Required work: Each record that follows is to be duplicated exactly, though its pictures are not.

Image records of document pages
Segment Open
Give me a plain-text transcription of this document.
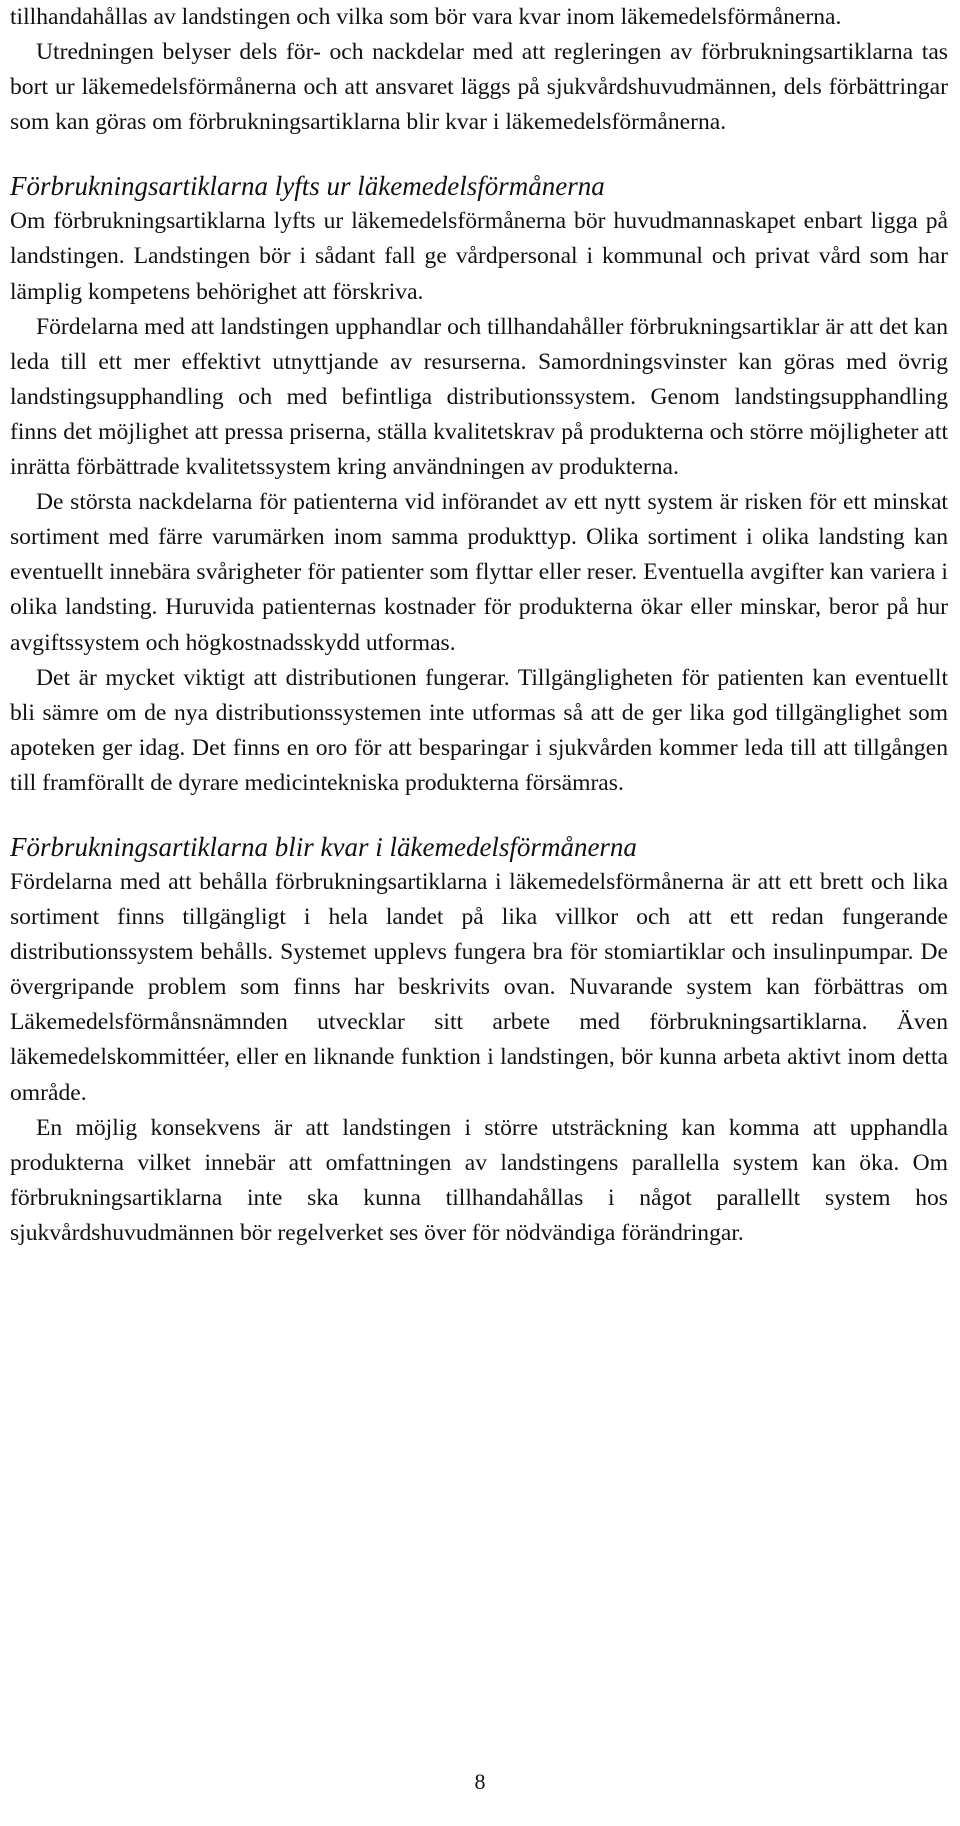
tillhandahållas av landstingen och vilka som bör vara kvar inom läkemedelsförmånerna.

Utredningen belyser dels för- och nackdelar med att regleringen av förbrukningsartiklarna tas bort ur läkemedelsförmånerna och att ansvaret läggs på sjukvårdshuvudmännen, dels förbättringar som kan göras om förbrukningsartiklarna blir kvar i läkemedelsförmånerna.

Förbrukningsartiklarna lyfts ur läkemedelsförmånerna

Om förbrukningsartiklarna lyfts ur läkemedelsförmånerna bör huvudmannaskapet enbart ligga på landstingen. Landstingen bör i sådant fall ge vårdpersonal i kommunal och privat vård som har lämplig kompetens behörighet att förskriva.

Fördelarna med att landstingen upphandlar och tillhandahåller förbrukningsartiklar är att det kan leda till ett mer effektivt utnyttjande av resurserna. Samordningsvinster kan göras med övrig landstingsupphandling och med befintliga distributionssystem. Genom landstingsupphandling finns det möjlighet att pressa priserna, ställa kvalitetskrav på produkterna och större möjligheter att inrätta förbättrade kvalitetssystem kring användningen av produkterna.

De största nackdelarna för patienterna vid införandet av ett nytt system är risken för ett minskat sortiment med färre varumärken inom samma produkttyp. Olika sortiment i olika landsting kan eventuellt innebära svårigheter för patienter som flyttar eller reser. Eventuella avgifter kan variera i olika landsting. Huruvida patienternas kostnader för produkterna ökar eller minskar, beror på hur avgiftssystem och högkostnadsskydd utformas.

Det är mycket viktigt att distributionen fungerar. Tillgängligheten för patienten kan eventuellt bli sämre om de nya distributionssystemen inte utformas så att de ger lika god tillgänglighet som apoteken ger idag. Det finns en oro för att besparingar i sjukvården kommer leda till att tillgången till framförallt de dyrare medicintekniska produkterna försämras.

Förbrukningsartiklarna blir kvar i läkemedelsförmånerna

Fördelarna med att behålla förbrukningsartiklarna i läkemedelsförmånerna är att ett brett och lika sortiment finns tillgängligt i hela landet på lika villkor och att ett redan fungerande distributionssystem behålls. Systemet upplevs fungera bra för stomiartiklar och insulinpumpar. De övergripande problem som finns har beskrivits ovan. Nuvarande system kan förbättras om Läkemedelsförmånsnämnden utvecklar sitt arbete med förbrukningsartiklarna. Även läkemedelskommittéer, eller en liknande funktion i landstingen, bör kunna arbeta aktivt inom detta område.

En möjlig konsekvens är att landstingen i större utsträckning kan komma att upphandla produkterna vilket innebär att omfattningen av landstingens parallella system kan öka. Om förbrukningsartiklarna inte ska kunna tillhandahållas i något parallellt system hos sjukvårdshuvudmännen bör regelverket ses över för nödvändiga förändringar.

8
Segment Closed
Exercise solution:
Give me a plain-text transcription of this document.
tillhandahållas av landstingen och vilka som bör vara kvar inom läkemedelsförmånerna.

Utredningen belyser dels för- och nackdelar med att regleringen av förbrukningsartiklarna tas bort ur läkemedelsförmånerna och att ansvaret läggs på sjukvårdshuvudmännen, dels förbättringar som kan göras om förbrukningsartiklarna blir kvar i läkemedelsförmånerna.

Förbrukningsartiklarna lyfts ur läkemedelsförmånerna

Om förbrukningsartiklarna lyfts ur läkemedelsförmånerna bör huvudmannaskapet enbart ligga på landstingen. Landstingen bör i sådant fall ge vårdpersonal i kommunal och privat vård som har lämplig kompetens behörighet att förskriva.

Fördelarna med att landstingen upphandlar och tillhandahåller förbrukningsartiklar är att det kan leda till ett mer effektivt utnyttjande av resurserna. Samordningsvinster kan göras med övrig landstingsupphandling och med befintliga distributionssystem. Genom landstingsupphandling finns det möjlighet att pressa priserna, ställa kvalitetskrav på produkterna och större möjligheter att inrätta förbättrade kvalitetssystem kring användningen av produkterna.

De största nackdelarna för patienterna vid införandet av ett nytt system är risken för ett minskat sortiment med färre varumärken inom samma produkttyp. Olika sortiment i olika landsting kan eventuellt innebära svårigheter för patienter som flyttar eller reser. Eventuella avgifter kan variera i olika landsting. Huruvida patienternas kostnader för produkterna ökar eller minskar, beror på hur avgiftssystem och högkostnadsskydd utformas.

Det är mycket viktigt att distributionen fungerar. Tillgängligheten för patienten kan eventuellt bli sämre om de nya distributionssystemen inte utformas så att de ger lika god tillgänglighet som apoteken ger idag. Det finns en oro för att besparingar i sjukvården kommer leda till att tillgången till framförallt de dyrare medicintekniska produkterna försämras.

Förbrukningsartiklarna blir kvar i läkemedelsförmånerna

Fördelarna med att behålla förbrukningsartiklarna i läkemedelsförmånerna är att ett brett och lika sortiment finns tillgängligt i hela landet på lika villkor och att ett redan fungerande distributionssystem behålls. Systemet upplevs fungera bra för stomiartiklar och insulinpumpar. De övergripande problem som finns har beskrivits ovan. Nuvarande system kan förbättras om Läkemedelsförmånsnämnden utvecklar sitt arbete med förbrukningsartiklarna. Även läkemedelskommittéer, eller en liknande funktion i landstingen, bör kunna arbeta aktivt inom detta område.

En möjlig konsekvens är att landstingen i större utsträckning kan komma att upphandla produkterna vilket innebär att omfattningen av landstingens parallella system kan öka. Om förbrukningsartiklarna inte ska kunna tillhandahållas i något parallellt system hos sjukvårdshuvudmännen bör regelverket ses över för nödvändiga förändringar.

8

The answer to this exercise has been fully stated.